Every record below should be printed exactly as it appears.

• • • •

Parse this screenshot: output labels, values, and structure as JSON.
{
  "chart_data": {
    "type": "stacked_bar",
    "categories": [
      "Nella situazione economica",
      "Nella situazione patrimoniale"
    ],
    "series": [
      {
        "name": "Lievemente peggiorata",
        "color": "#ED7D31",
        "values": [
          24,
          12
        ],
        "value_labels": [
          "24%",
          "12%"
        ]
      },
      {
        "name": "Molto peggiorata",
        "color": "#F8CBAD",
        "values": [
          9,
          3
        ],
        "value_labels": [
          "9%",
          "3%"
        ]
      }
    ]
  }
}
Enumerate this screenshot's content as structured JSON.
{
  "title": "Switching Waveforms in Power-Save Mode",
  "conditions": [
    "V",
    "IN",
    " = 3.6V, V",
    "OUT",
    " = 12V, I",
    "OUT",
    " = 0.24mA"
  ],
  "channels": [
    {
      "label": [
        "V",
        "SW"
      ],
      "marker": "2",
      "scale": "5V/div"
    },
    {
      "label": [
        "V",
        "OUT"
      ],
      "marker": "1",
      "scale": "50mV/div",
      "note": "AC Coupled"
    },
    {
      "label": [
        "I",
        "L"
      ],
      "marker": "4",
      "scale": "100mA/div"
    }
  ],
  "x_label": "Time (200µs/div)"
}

• • • •

→ **Answer to this exercise**
Parse this screenshot: output labels, values, and structure as JSON.
{
  "chart_data": {
    "type": "stacked_bar",
    "categories": [
      "Nella situazione economica",
      "Nella situazione patrimoniale"
    ],
    "series": [
      {
        "name": "Lievemente peggiorata",
        "color": "#ED7D31",
        "values": [
          24,
          12
        ],
        "value_labels": [
          "24%",
          "12%"
        ]
      },
      {
        "name": "Molto peggiorata",
        "color": "#F8CBAD",
        "values": [
          9,
          3
        ],
        "value_labels": [
          "9%",
          "3%"
        ]
      }
    ]
  }
}
Enumerate this screenshot's content as structured JSON.
{
  "title": "Switching Waveforms in Power-Save Mode",
  "conditions": [
    "V",
    "IN",
    " = 3.6V, V",
    "OUT",
    " = 12V, I",
    "OUT",
    " = 0.24mA"
  ],
  "channels": [
    {
      "label": [
        "V",
        "SW"
      ],
      "marker": "2",
      "scale": "5V/div"
    },
    {
      "label": [
        "V",
        "OUT"
      ],
      "marker": "1",
      "scale": "50mV/div",
      "note": "AC Coupled"
    },
    {
      "label": [
        "I",
        "L"
      ],
      "marker": "4",
      "scale": "100mA/div"
    }
  ],
  "x_label": "Time (200µs/div)"
}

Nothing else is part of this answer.